[begin ENTRIES SHOWN]

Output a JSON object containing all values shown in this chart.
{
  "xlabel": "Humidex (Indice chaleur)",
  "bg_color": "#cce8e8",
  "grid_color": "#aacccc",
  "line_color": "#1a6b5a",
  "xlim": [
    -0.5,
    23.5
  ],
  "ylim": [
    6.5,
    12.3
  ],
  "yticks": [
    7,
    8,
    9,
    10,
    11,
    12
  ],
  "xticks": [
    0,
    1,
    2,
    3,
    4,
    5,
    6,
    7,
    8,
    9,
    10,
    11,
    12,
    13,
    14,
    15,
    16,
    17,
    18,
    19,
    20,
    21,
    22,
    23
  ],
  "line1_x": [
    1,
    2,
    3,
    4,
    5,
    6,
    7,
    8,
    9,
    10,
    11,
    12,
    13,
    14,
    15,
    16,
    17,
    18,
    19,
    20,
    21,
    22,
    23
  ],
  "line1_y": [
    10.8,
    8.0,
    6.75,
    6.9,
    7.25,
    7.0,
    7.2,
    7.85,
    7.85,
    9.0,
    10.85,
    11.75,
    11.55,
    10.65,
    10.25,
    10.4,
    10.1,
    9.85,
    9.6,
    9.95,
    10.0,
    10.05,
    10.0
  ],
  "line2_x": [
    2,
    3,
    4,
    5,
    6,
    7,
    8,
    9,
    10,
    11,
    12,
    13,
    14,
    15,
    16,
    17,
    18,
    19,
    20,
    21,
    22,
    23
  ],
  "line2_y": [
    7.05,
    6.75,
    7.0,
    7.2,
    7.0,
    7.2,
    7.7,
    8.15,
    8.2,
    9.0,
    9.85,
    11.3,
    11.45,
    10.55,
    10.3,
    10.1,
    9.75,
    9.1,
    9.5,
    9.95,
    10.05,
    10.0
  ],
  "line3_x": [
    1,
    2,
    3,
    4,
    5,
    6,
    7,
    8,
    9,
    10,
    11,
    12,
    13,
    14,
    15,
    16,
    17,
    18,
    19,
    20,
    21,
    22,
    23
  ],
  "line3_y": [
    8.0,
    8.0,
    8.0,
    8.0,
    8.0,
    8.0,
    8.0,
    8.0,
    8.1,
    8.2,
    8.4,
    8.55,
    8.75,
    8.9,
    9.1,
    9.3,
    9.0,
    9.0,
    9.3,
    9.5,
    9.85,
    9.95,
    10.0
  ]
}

[end ENTRIES SHOWN]

● TASK DESCRIPTION
Output each record precisely as given.

● RESULT
Output a JSON object containing all values shown in this chart.
{
  "xlabel": "Humidex (Indice chaleur)",
  "bg_color": "#cce8e8",
  "grid_color": "#aacccc",
  "line_color": "#1a6b5a",
  "xlim": [
    -0.5,
    23.5
  ],
  "ylim": [
    6.5,
    12.3
  ],
  "yticks": [
    7,
    8,
    9,
    10,
    11,
    12
  ],
  "xticks": [
    0,
    1,
    2,
    3,
    4,
    5,
    6,
    7,
    8,
    9,
    10,
    11,
    12,
    13,
    14,
    15,
    16,
    17,
    18,
    19,
    20,
    21,
    22,
    23
  ],
  "line1_x": [
    1,
    2,
    3,
    4,
    5,
    6,
    7,
    8,
    9,
    10,
    11,
    12,
    13,
    14,
    15,
    16,
    17,
    18,
    19,
    20,
    21,
    22,
    23
  ],
  "line1_y": [
    10.8,
    8.0,
    6.75,
    6.9,
    7.25,
    7.0,
    7.2,
    7.85,
    7.85,
    9.0,
    10.85,
    11.75,
    11.55,
    10.65,
    10.25,
    10.4,
    10.1,
    9.85,
    9.6,
    9.95,
    10.0,
    10.05,
    10.0
  ],
  "line2_x": [
    2,
    3,
    4,
    5,
    6,
    7,
    8,
    9,
    10,
    11,
    12,
    13,
    14,
    15,
    16,
    17,
    18,
    19,
    20,
    21,
    22,
    23
  ],
  "line2_y": [
    7.05,
    6.75,
    7.0,
    7.2,
    7.0,
    7.2,
    7.7,
    8.15,
    8.2,
    9.0,
    9.85,
    11.3,
    11.45,
    10.55,
    10.3,
    10.1,
    9.75,
    9.1,
    9.5,
    9.95,
    10.05,
    10.0
  ],
  "line3_x": [
    1,
    2,
    3,
    4,
    5,
    6,
    7,
    8,
    9,
    10,
    11,
    12,
    13,
    14,
    15,
    16,
    17,
    18,
    19,
    20,
    21,
    22,
    23
  ],
  "line3_y": [
    8.0,
    8.0,
    8.0,
    8.0,
    8.0,
    8.0,
    8.0,
    8.0,
    8.1,
    8.2,
    8.4,
    8.55,
    8.75,
    8.9,
    9.1,
    9.3,
    9.0,
    9.0,
    9.3,
    9.5,
    9.85,
    9.95,
    10.0
  ]
}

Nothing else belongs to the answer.